#### Work required
Go through the data and copy every line exactly, but not the images.

-- Begin --

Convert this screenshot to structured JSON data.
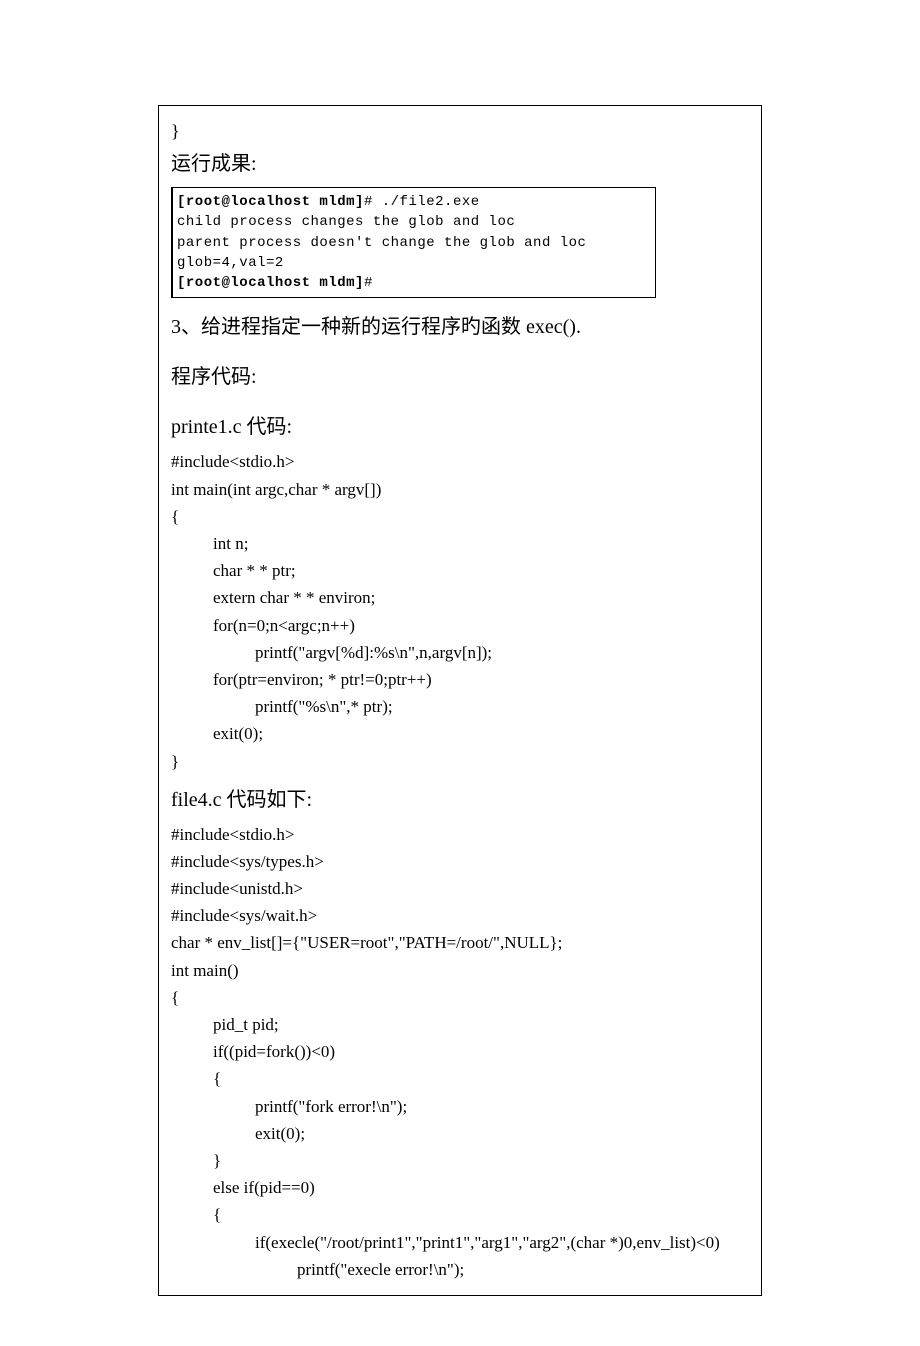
{
  "top": {
    "closing_brace": "}",
    "run_result_label": "运行成果:"
  },
  "terminal": {
    "line1_a": "[root@localhost mldm]",
    "line1_b": "# ./file2.exe",
    "line2": "child process changes the glob and loc",
    "line3": "parent process doesn't change the glob and loc",
    "line4": "glob=4,val=2",
    "line5_a": "[root@localhost mldm]",
    "line5_b": "#"
  },
  "section3": {
    "title": "3、给进程指定一种新的运行程序旳函数 exec().",
    "code_label": "程序代码:"
  },
  "printe1": {
    "heading": "printe1.c 代码:",
    "lines": [
      "#include<stdio.h>",
      "int main(int argc,char * argv[])",
      "{",
      "int n;",
      "char * * ptr;",
      "extern char * * environ;",
      "for(n=0;n<argc;n++)",
      "printf(\"argv[%d]:%s\\n\",n,argv[n]);",
      "for(ptr=environ; * ptr!=0;ptr++)",
      "printf(\"%s\\n\",* ptr);",
      "exit(0);",
      "}"
    ]
  },
  "file4": {
    "heading": "file4.c 代码如下:",
    "lines": [
      "#include<stdio.h>",
      "#include<sys/types.h>",
      "#include<unistd.h>",
      "#include<sys/wait.h>",
      "char * env_list[]={\"USER=root\",\"PATH=/root/\",NULL};",
      "int main()",
      "{",
      "pid_t pid;",
      "if((pid=fork())<0)",
      "{",
      "printf(\"fork error!\\n\");",
      "exit(0);",
      "}",
      "else if(pid==0)",
      "{",
      "if(execle(\"/root/print1\",\"print1\",\"arg1\",\"arg2\",(char *)0,env_list)<0)",
      "printf(\"execle error!\\n\");"
    ]
  }
}
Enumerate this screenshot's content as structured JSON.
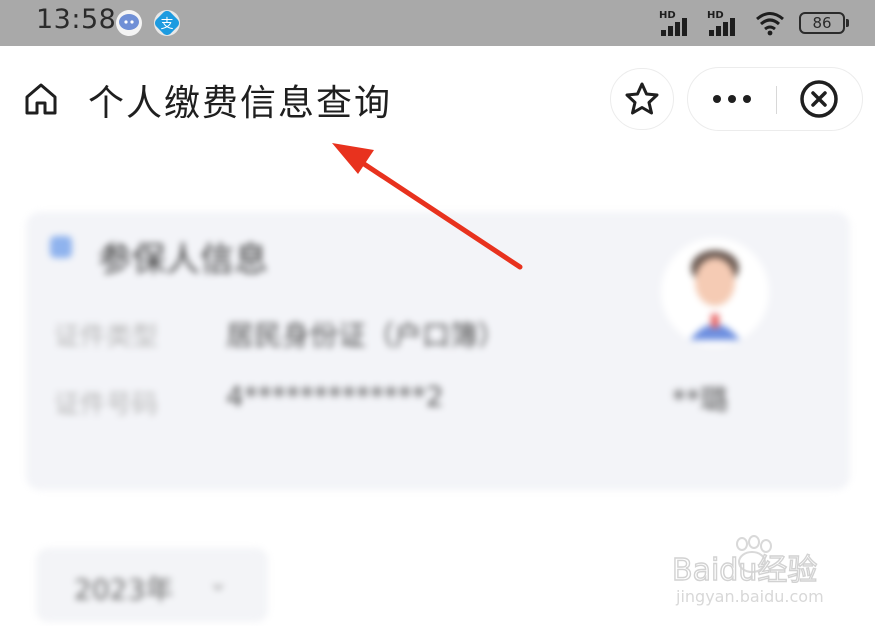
{
  "status_bar": {
    "time": "13:58",
    "signal_1_label": "HD",
    "signal_2_label": "HD",
    "battery": "86"
  },
  "title_bar": {
    "title": "个人缴费信息查询"
  },
  "card": {
    "heading": "参保人信息",
    "rows": [
      {
        "label": "证件类型",
        "value": "居民身份证（户口簿）"
      },
      {
        "label": "证件号码",
        "value": "4*************2"
      }
    ],
    "person_name": "**璐"
  },
  "filter": {
    "year": "2023年",
    "chevron": "⌄"
  },
  "watermark": {
    "brand": "Baidu经验",
    "url": "jingyan.baidu.com"
  },
  "colors": {
    "status_bar_bg": "#a9a9a9",
    "arrow": "#e8321e",
    "card_bg": "#f3f4f8"
  }
}
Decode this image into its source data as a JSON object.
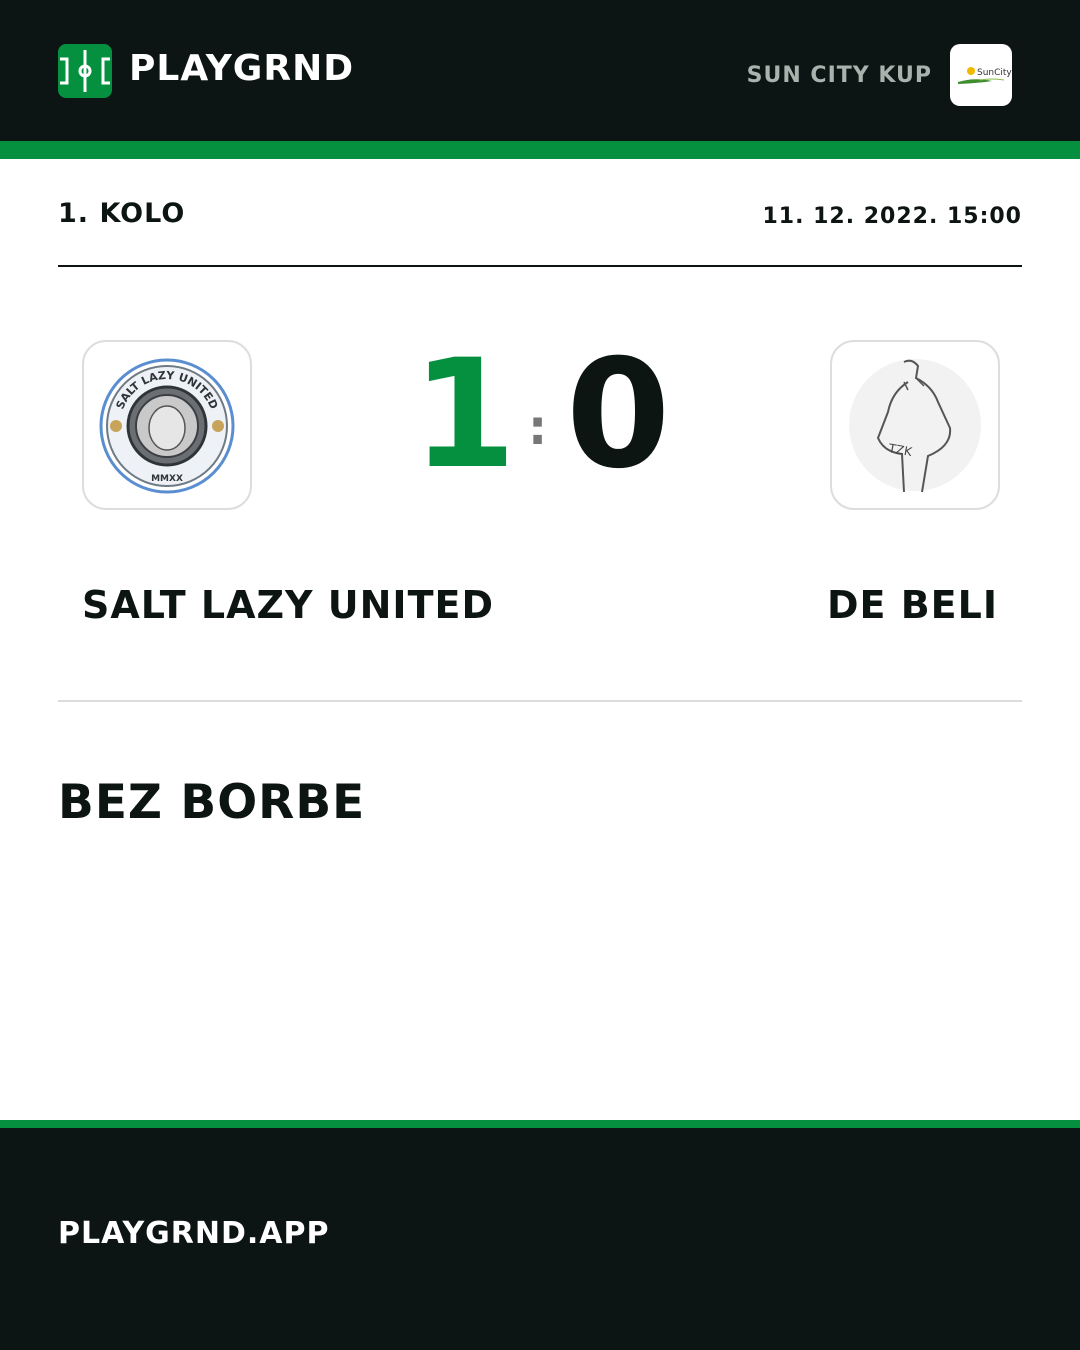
{
  "header": {
    "brand": "PLAYGRND",
    "competition": "SUN CITY KUP",
    "competition_logo_text": "SunCity"
  },
  "match": {
    "round": "1. KOLO",
    "datetime": "11. 12. 2022. 15:00",
    "home": {
      "name": "SALT LAZY UNITED",
      "score": "1",
      "logo_arc_text": "SALT LAZY UNITED",
      "logo_bottom_text": "MMXX"
    },
    "separator": ":",
    "away": {
      "name": "DE BELI",
      "score": "0",
      "logo_text": "TZK"
    },
    "status": "BEZ BORBE"
  },
  "footer": {
    "url": "PLAYGRND.APP"
  },
  "colors": {
    "accent": "#05903f",
    "dark": "#0c1513",
    "muted": "#a9b2ad"
  }
}
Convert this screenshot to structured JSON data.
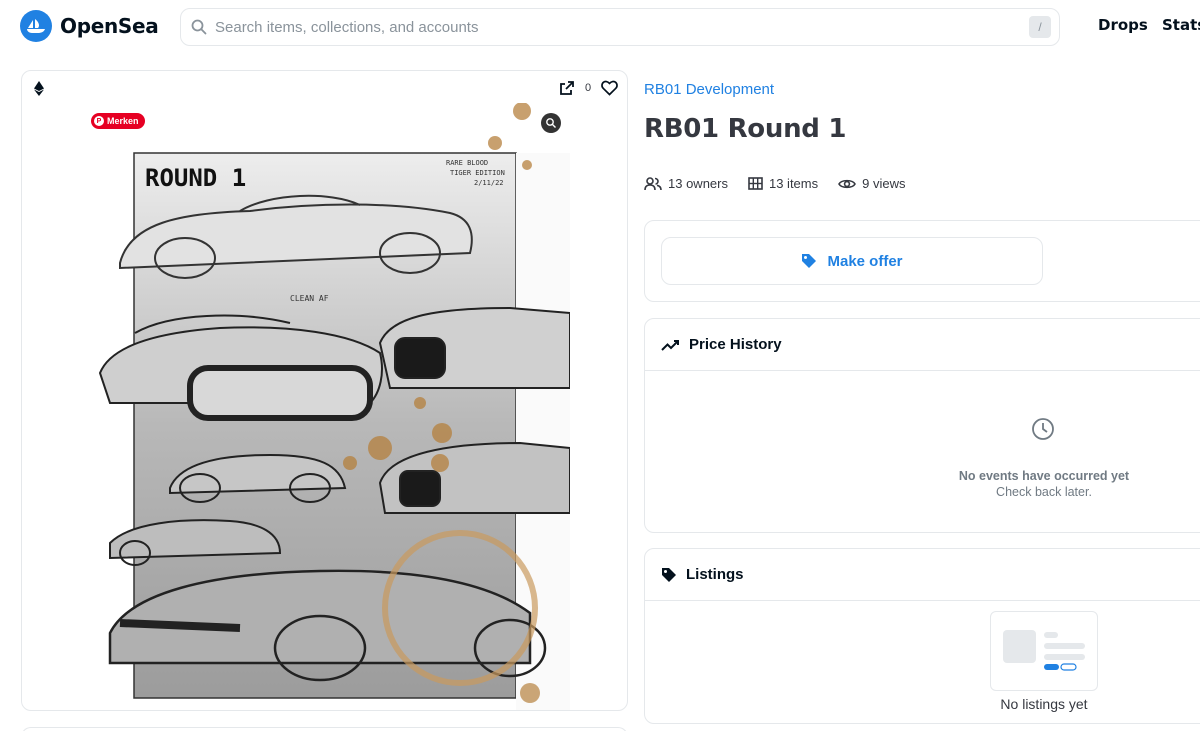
{
  "header": {
    "brand": "OpenSea",
    "search_placeholder": "Search items, collections, and accounts",
    "search_shortcut": "/",
    "nav": {
      "drops": "Drops",
      "stats": "Stats"
    }
  },
  "media": {
    "favorite_count": "0",
    "pin_label": "Merken",
    "artwork_title": "ROUND 1"
  },
  "item": {
    "collection": "RB01 Development",
    "title": "RB01 Round 1",
    "stats": {
      "owners": "13 owners",
      "items": "13 items",
      "views": "9 views"
    }
  },
  "offer": {
    "label": "Make offer"
  },
  "price_history": {
    "title": "Price History",
    "empty_title": "No events have occurred yet",
    "empty_subtitle": "Check back later."
  },
  "listings": {
    "title": "Listings",
    "empty_text": "No listings yet"
  },
  "colors": {
    "accent": "#2081e2",
    "border": "#e5e8eb",
    "text": "#353840",
    "muted": "#707a83"
  }
}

-- End --

#### Output of the task
Convert this screenshot to structured JSON data.
{
  "top": {
    "closing_brace": "}",
    "run_result_label": "运行成果:"
  },
  "terminal": {
    "line1_a": "[root@localhost mldm]",
    "line1_b": "# ./file2.exe",
    "line2": "child process changes the glob and loc",
    "line3": "parent process doesn't change the glob and loc",
    "line4": "glob=4,val=2",
    "line5_a": "[root@localhost mldm]",
    "line5_b": "#"
  },
  "section3": {
    "title": "3、给进程指定一种新的运行程序旳函数 exec().",
    "code_label": "程序代码:"
  },
  "printe1": {
    "heading": "printe1.c 代码:",
    "lines": [
      "#include<stdio.h>",
      "int main(int argc,char * argv[])",
      "{",
      "int n;",
      "char * * ptr;",
      "extern char * * environ;",
      "for(n=0;n<argc;n++)",
      "printf(\"argv[%d]:%s\\n\",n,argv[n]);",
      "for(ptr=environ; * ptr!=0;ptr++)",
      "printf(\"%s\\n\",* ptr);",
      "exit(0);",
      "}"
    ]
  },
  "file4": {
    "heading": "file4.c 代码如下:",
    "lines": [
      "#include<stdio.h>",
      "#include<sys/types.h>",
      "#include<unistd.h>",
      "#include<sys/wait.h>",
      "char * env_list[]={\"USER=root\",\"PATH=/root/\",NULL};",
      "int main()",
      "{",
      "pid_t pid;",
      "if((pid=fork())<0)",
      "{",
      "printf(\"fork error!\\n\");",
      "exit(0);",
      "}",
      "else if(pid==0)",
      "{",
      "if(execle(\"/root/print1\",\"print1\",\"arg1\",\"arg2\",(char *)0,env_list)<0)",
      "printf(\"execle error!\\n\");"
    ]
  }
}
Enumerate this screenshot's content as structured JSON.
{
  "status_bar": {
    "time": "13:58",
    "signal_1_label": "HD",
    "signal_2_label": "HD",
    "battery": "86"
  },
  "title_bar": {
    "title": "个人缴费信息查询"
  },
  "card": {
    "heading": "参保人信息",
    "rows": [
      {
        "label": "证件类型",
        "value": "居民身份证（户口簿）"
      },
      {
        "label": "证件号码",
        "value": "4*************2"
      }
    ],
    "person_name": "**璐"
  },
  "filter": {
    "year": "2023年",
    "chevron": "⌄"
  },
  "watermark": {
    "brand": "Baidu经验",
    "url": "jingyan.baidu.com"
  },
  "colors": {
    "status_bar_bg": "#a9a9a9",
    "arrow": "#e8321e",
    "card_bg": "#f3f4f8"
  }
}
Decode this image into its source data as a JSON object.
{
  "header": {
    "brand": "PLAYGRND",
    "competition": "SUN CITY KUP",
    "competition_logo_text": "SunCity"
  },
  "match": {
    "round": "1. KOLO",
    "datetime": "11. 12. 2022. 15:00",
    "home": {
      "name": "SALT LAZY UNITED",
      "score": "1",
      "logo_arc_text": "SALT LAZY UNITED",
      "logo_bottom_text": "MMXX"
    },
    "separator": ":",
    "away": {
      "name": "DE BELI",
      "score": "0",
      "logo_text": "TZK"
    },
    "status": "BEZ BORBE"
  },
  "footer": {
    "url": "PLAYGRND.APP"
  },
  "colors": {
    "accent": "#05903f",
    "dark": "#0c1513",
    "muted": "#a9b2ad"
  }
}
Convert this screenshot to structured JSON data.
{
  "header": {
    "brand": "OpenSea",
    "search_placeholder": "Search items, collections, and accounts",
    "search_shortcut": "/",
    "nav": {
      "drops": "Drops",
      "stats": "Stats"
    }
  },
  "media": {
    "favorite_count": "0",
    "pin_label": "Merken",
    "artwork_title": "ROUND 1"
  },
  "item": {
    "collection": "RB01 Development",
    "title": "RB01 Round 1",
    "stats": {
      "owners": "13 owners",
      "items": "13 items",
      "views": "9 views"
    }
  },
  "offer": {
    "label": "Make offer"
  },
  "price_history": {
    "title": "Price History",
    "empty_title": "No events have occurred yet",
    "empty_subtitle": "Check back later."
  },
  "listings": {
    "title": "Listings",
    "empty_text": "No listings yet"
  },
  "colors": {
    "accent": "#2081e2",
    "border": "#e5e8eb",
    "text": "#353840",
    "muted": "#707a83"
  }
}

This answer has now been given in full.